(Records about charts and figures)
★ ★ ★ ★

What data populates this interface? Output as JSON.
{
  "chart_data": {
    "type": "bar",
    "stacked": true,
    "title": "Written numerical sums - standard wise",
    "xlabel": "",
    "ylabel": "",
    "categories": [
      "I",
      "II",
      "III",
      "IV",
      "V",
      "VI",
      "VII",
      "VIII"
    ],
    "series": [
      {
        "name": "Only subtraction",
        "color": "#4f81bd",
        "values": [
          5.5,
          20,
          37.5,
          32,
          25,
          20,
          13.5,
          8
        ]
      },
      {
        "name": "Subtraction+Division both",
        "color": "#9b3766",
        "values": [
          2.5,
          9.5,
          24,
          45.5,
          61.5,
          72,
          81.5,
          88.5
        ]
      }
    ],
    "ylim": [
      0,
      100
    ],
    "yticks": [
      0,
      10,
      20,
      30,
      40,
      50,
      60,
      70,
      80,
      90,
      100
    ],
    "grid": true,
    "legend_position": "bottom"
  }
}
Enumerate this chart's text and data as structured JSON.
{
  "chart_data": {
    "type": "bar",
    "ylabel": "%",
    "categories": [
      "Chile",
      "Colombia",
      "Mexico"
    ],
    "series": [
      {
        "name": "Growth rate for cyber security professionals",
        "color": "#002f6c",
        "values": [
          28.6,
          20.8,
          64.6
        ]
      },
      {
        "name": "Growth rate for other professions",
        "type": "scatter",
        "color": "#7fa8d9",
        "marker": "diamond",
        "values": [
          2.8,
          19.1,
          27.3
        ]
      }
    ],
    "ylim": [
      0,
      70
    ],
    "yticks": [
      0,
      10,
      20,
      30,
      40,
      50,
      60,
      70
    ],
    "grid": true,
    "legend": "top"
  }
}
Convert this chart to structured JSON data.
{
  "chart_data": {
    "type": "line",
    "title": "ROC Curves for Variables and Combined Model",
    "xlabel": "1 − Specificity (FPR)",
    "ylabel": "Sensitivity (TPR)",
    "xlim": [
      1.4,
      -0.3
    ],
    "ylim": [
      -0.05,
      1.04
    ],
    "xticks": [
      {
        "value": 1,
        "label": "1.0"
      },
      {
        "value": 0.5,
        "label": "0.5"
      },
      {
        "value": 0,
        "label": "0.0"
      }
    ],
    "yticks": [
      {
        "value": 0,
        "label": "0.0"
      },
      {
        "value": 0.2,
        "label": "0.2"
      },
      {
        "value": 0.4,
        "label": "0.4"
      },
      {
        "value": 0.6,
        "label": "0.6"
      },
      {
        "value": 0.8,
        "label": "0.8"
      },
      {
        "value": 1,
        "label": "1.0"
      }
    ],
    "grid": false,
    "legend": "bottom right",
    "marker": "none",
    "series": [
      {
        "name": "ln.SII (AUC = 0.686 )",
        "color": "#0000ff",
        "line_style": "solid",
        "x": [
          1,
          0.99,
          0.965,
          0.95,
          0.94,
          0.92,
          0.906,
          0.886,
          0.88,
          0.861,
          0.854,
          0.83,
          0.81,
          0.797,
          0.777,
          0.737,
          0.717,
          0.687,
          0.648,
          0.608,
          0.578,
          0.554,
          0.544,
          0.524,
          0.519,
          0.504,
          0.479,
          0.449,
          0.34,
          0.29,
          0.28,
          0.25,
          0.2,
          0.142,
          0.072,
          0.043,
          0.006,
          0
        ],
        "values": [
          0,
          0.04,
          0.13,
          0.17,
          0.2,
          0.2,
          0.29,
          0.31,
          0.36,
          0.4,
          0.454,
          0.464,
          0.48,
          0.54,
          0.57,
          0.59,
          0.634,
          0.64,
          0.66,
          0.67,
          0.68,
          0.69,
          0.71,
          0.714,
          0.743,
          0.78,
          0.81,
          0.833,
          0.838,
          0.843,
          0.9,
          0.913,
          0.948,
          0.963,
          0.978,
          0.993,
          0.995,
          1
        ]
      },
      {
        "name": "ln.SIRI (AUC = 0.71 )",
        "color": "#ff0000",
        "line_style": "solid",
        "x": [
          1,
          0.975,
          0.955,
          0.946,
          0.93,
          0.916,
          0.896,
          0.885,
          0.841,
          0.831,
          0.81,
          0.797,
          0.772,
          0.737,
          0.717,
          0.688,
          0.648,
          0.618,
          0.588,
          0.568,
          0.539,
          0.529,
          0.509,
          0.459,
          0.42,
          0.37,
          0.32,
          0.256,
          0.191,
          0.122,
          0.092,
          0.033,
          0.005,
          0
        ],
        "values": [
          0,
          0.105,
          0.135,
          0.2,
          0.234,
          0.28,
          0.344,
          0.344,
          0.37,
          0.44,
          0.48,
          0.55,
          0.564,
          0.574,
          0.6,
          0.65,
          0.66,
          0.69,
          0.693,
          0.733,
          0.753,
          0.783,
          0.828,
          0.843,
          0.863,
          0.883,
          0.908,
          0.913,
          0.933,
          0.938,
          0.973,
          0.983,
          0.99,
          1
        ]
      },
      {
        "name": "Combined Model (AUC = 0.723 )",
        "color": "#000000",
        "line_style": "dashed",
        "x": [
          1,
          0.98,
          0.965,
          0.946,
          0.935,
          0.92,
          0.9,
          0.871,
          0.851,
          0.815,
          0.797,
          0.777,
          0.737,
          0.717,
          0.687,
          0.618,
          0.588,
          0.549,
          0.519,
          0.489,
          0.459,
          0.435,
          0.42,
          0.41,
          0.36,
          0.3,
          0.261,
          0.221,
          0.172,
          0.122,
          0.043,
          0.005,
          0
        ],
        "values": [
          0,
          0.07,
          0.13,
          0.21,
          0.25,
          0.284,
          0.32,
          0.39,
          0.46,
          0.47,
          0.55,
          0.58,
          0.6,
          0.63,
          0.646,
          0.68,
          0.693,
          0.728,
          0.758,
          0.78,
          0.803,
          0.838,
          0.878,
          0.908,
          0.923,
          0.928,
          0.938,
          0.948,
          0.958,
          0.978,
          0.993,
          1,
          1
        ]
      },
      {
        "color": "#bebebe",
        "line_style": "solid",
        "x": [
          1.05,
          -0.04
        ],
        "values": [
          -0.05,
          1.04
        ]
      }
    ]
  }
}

★ ★ ★ ★

Would you copy out each line exactly as written?

Reply to the task
What data populates this interface? Output as JSON.
{
  "chart_data": {
    "type": "bar",
    "stacked": true,
    "title": "Written numerical sums - standard wise",
    "xlabel": "",
    "ylabel": "",
    "categories": [
      "I",
      "II",
      "III",
      "IV",
      "V",
      "VI",
      "VII",
      "VIII"
    ],
    "series": [
      {
        "name": "Only subtraction",
        "color": "#4f81bd",
        "values": [
          5.5,
          20,
          37.5,
          32,
          25,
          20,
          13.5,
          8
        ]
      },
      {
        "name": "Subtraction+Division both",
        "color": "#9b3766",
        "values": [
          2.5,
          9.5,
          24,
          45.5,
          61.5,
          72,
          81.5,
          88.5
        ]
      }
    ],
    "ylim": [
      0,
      100
    ],
    "yticks": [
      0,
      10,
      20,
      30,
      40,
      50,
      60,
      70,
      80,
      90,
      100
    ],
    "grid": true,
    "legend_position": "bottom"
  }
}
Enumerate this chart's text and data as structured JSON.
{
  "chart_data": {
    "type": "bar",
    "ylabel": "%",
    "categories": [
      "Chile",
      "Colombia",
      "Mexico"
    ],
    "series": [
      {
        "name": "Growth rate for cyber security professionals",
        "color": "#002f6c",
        "values": [
          28.6,
          20.8,
          64.6
        ]
      },
      {
        "name": "Growth rate for other professions",
        "type": "scatter",
        "color": "#7fa8d9",
        "marker": "diamond",
        "values": [
          2.8,
          19.1,
          27.3
        ]
      }
    ],
    "ylim": [
      0,
      70
    ],
    "yticks": [
      0,
      10,
      20,
      30,
      40,
      50,
      60,
      70
    ],
    "grid": true,
    "legend": "top"
  }
}
Convert this chart to structured JSON data.
{
  "chart_data": {
    "type": "line",
    "title": "ROC Curves for Variables and Combined Model",
    "xlabel": "1 − Specificity (FPR)",
    "ylabel": "Sensitivity (TPR)",
    "xlim": [
      1.4,
      -0.3
    ],
    "ylim": [
      -0.05,
      1.04
    ],
    "xticks": [
      {
        "value": 1,
        "label": "1.0"
      },
      {
        "value": 0.5,
        "label": "0.5"
      },
      {
        "value": 0,
        "label": "0.0"
      }
    ],
    "yticks": [
      {
        "value": 0,
        "label": "0.0"
      },
      {
        "value": 0.2,
        "label": "0.2"
      },
      {
        "value": 0.4,
        "label": "0.4"
      },
      {
        "value": 0.6,
        "label": "0.6"
      },
      {
        "value": 0.8,
        "label": "0.8"
      },
      {
        "value": 1,
        "label": "1.0"
      }
    ],
    "grid": false,
    "legend": "bottom right",
    "marker": "none",
    "series": [
      {
        "name": "ln.SII (AUC = 0.686 )",
        "color": "#0000ff",
        "line_style": "solid",
        "x": [
          1,
          0.99,
          0.965,
          0.95,
          0.94,
          0.92,
          0.906,
          0.886,
          0.88,
          0.861,
          0.854,
          0.83,
          0.81,
          0.797,
          0.777,
          0.737,
          0.717,
          0.687,
          0.648,
          0.608,
          0.578,
          0.554,
          0.544,
          0.524,
          0.519,
          0.504,
          0.479,
          0.449,
          0.34,
          0.29,
          0.28,
          0.25,
          0.2,
          0.142,
          0.072,
          0.043,
          0.006,
          0
        ],
        "values": [
          0,
          0.04,
          0.13,
          0.17,
          0.2,
          0.2,
          0.29,
          0.31,
          0.36,
          0.4,
          0.454,
          0.464,
          0.48,
          0.54,
          0.57,
          0.59,
          0.634,
          0.64,
          0.66,
          0.67,
          0.68,
          0.69,
          0.71,
          0.714,
          0.743,
          0.78,
          0.81,
          0.833,
          0.838,
          0.843,
          0.9,
          0.913,
          0.948,
          0.963,
          0.978,
          0.993,
          0.995,
          1
        ]
      },
      {
        "name": "ln.SIRI (AUC = 0.71 )",
        "color": "#ff0000",
        "line_style": "solid",
        "x": [
          1,
          0.975,
          0.955,
          0.946,
          0.93,
          0.916,
          0.896,
          0.885,
          0.841,
          0.831,
          0.81,
          0.797,
          0.772,
          0.737,
          0.717,
          0.688,
          0.648,
          0.618,
          0.588,
          0.568,
          0.539,
          0.529,
          0.509,
          0.459,
          0.42,
          0.37,
          0.32,
          0.256,
          0.191,
          0.122,
          0.092,
          0.033,
          0.005,
          0
        ],
        "values": [
          0,
          0.105,
          0.135,
          0.2,
          0.234,
          0.28,
          0.344,
          0.344,
          0.37,
          0.44,
          0.48,
          0.55,
          0.564,
          0.574,
          0.6,
          0.65,
          0.66,
          0.69,
          0.693,
          0.733,
          0.753,
          0.783,
          0.828,
          0.843,
          0.863,
          0.883,
          0.908,
          0.913,
          0.933,
          0.938,
          0.973,
          0.983,
          0.99,
          1
        ]
      },
      {
        "name": "Combined Model (AUC = 0.723 )",
        "color": "#000000",
        "line_style": "dashed",
        "x": [
          1,
          0.98,
          0.965,
          0.946,
          0.935,
          0.92,
          0.9,
          0.871,
          0.851,
          0.815,
          0.797,
          0.777,
          0.737,
          0.717,
          0.687,
          0.618,
          0.588,
          0.549,
          0.519,
          0.489,
          0.459,
          0.435,
          0.42,
          0.41,
          0.36,
          0.3,
          0.261,
          0.221,
          0.172,
          0.122,
          0.043,
          0.005,
          0
        ],
        "values": [
          0,
          0.07,
          0.13,
          0.21,
          0.25,
          0.284,
          0.32,
          0.39,
          0.46,
          0.47,
          0.55,
          0.58,
          0.6,
          0.63,
          0.646,
          0.68,
          0.693,
          0.728,
          0.758,
          0.78,
          0.803,
          0.838,
          0.878,
          0.908,
          0.923,
          0.928,
          0.938,
          0.948,
          0.958,
          0.978,
          0.993,
          1,
          1
        ]
      },
      {
        "color": "#bebebe",
        "line_style": "solid",
        "x": [
          1.05,
          -0.04
        ],
        "values": [
          -0.05,
          1.04
        ]
      }
    ]
  }
}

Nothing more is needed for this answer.